--- Start Material ---

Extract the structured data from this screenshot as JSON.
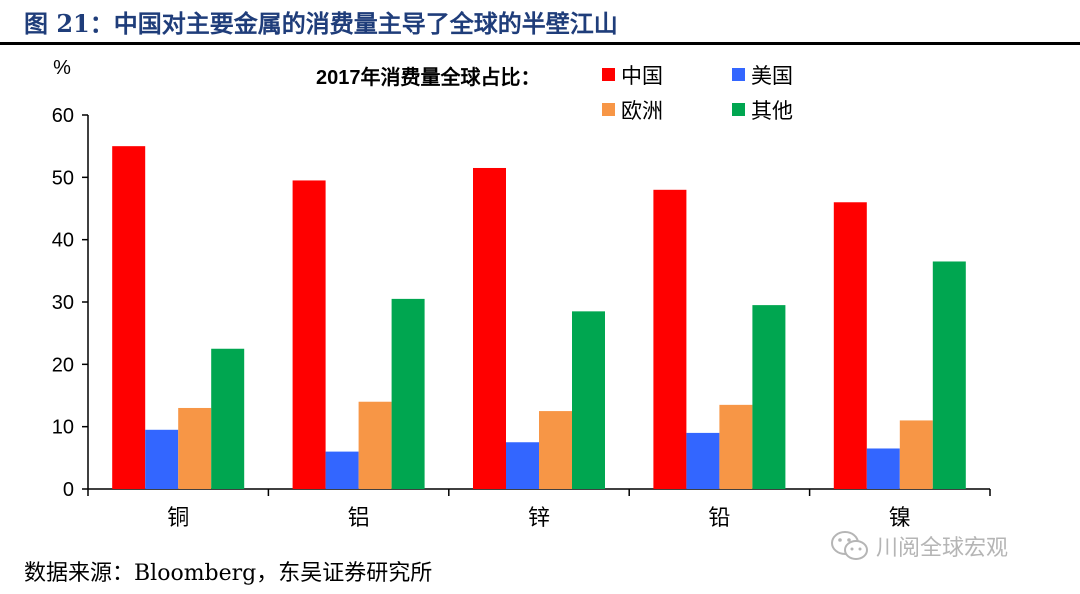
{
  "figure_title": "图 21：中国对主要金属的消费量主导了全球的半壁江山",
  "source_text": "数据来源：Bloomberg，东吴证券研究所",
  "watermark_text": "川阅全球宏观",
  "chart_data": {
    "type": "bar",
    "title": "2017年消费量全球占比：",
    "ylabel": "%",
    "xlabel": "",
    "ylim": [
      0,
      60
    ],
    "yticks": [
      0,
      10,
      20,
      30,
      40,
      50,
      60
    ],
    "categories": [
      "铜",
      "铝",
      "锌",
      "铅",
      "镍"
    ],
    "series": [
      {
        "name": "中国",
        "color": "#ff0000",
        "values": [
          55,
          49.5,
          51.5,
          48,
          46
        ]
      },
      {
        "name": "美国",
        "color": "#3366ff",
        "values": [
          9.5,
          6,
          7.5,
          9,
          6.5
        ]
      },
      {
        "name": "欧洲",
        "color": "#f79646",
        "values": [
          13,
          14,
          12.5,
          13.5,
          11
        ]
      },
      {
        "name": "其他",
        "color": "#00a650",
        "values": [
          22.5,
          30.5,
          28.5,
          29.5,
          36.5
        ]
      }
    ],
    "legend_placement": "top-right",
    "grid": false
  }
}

--- End Material ---
--- Start Material ---

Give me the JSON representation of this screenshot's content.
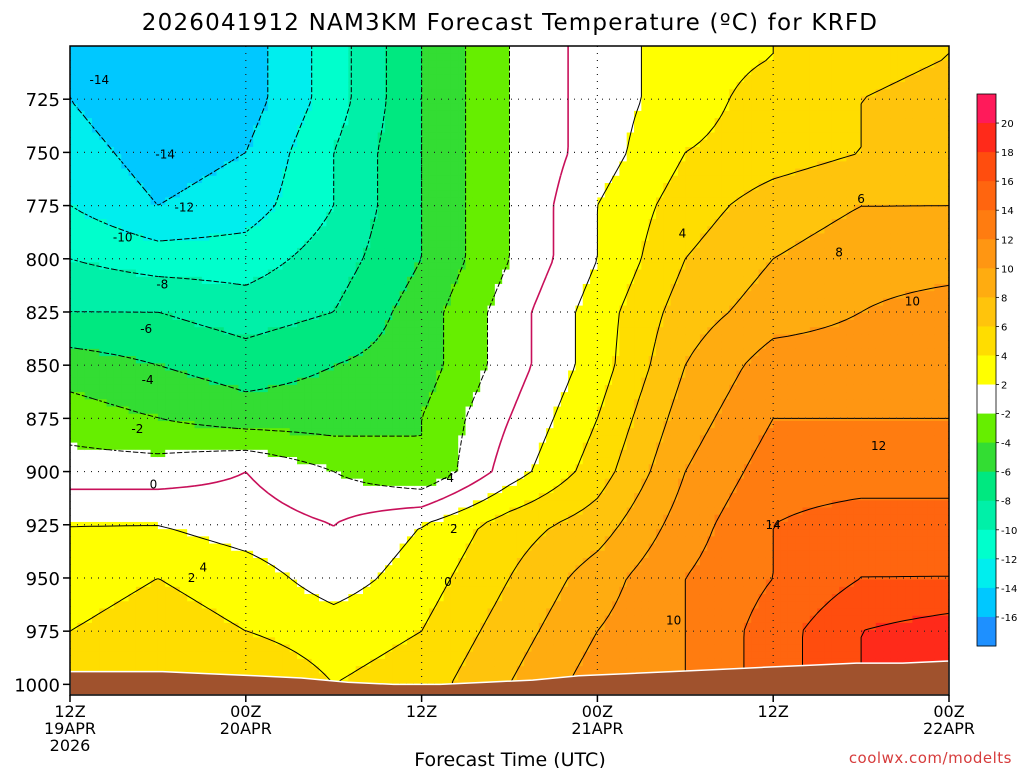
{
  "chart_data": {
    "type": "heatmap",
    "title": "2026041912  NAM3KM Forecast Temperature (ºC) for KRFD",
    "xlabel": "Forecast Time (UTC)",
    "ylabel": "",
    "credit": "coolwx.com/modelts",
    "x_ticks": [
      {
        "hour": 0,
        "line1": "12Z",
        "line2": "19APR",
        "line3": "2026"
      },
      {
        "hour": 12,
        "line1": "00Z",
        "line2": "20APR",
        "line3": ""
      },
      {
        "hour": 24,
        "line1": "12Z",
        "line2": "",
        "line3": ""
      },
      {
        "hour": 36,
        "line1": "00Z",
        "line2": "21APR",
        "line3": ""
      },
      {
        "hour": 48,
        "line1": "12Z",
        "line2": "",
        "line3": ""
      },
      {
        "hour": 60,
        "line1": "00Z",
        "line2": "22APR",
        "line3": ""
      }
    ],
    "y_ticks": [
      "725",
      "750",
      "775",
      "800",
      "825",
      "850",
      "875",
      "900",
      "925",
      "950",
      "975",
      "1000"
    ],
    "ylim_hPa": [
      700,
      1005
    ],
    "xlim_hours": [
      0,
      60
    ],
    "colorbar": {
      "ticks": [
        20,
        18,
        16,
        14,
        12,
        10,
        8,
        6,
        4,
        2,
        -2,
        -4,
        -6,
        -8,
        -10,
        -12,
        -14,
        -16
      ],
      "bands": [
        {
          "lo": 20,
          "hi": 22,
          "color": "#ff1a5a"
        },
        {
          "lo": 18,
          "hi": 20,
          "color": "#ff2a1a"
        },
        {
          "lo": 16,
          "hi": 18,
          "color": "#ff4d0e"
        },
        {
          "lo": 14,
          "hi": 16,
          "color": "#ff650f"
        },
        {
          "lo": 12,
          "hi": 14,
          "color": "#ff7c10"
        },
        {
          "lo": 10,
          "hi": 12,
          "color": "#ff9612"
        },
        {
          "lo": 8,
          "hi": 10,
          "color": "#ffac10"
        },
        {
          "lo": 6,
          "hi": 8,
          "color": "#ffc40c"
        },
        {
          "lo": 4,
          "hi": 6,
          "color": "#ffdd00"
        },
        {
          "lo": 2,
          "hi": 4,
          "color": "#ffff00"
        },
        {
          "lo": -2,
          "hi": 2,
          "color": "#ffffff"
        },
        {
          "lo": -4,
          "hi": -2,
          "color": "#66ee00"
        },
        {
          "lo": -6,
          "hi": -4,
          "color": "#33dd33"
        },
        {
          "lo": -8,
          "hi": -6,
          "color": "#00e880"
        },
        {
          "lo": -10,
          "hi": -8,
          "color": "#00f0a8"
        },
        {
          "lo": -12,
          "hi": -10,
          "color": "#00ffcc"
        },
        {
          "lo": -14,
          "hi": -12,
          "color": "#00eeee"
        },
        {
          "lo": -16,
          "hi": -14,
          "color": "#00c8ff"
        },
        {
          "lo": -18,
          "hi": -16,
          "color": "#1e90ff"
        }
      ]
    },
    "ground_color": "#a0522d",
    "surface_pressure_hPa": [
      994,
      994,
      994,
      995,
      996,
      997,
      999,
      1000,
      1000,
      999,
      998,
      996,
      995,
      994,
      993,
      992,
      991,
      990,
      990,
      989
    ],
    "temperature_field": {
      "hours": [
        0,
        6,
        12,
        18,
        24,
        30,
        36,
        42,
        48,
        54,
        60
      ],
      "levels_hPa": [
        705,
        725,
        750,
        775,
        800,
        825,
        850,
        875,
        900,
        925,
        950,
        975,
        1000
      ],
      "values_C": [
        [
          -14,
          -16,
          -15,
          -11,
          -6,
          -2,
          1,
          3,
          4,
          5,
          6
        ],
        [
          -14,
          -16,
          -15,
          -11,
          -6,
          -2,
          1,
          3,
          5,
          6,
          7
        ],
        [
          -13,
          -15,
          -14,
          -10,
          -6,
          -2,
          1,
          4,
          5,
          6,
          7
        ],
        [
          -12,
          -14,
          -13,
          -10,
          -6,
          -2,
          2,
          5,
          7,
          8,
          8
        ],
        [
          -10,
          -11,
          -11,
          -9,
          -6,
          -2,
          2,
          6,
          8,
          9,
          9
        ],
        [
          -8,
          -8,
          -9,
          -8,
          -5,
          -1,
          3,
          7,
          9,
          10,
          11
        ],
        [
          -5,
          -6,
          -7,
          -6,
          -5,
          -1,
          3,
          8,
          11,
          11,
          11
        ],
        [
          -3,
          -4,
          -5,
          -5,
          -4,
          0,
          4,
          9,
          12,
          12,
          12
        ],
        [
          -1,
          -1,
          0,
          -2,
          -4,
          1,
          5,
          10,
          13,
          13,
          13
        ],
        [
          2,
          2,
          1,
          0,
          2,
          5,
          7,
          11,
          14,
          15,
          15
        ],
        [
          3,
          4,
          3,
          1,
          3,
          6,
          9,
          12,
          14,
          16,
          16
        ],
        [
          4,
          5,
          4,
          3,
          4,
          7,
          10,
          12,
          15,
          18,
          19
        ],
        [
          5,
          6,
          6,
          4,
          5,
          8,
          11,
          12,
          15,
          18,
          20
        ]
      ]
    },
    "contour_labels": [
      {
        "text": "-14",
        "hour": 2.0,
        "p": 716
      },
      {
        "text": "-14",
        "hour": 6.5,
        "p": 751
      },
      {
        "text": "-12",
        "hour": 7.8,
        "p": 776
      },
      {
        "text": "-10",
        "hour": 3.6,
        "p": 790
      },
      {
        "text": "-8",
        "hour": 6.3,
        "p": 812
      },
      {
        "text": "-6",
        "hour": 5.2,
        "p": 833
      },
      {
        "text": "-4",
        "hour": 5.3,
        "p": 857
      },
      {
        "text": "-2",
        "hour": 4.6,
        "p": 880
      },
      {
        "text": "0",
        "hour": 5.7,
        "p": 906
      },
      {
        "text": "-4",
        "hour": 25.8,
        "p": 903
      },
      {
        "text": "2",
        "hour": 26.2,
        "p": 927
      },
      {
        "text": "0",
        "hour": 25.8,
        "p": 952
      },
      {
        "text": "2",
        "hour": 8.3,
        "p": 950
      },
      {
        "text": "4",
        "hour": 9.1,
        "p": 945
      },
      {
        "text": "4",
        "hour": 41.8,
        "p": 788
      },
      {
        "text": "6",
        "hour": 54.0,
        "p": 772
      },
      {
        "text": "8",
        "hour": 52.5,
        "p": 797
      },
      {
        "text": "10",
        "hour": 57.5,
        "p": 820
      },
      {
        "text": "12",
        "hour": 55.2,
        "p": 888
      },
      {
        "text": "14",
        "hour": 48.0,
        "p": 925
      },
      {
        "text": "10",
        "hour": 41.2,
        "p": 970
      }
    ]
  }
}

--- End Material ---

* [Required work]
Filter the listing above by the word "this"; copy each line that passes.

* [The output]
Extract the structured data from this screenshot as JSON.
Give me the JSON representation of this screenshot's content.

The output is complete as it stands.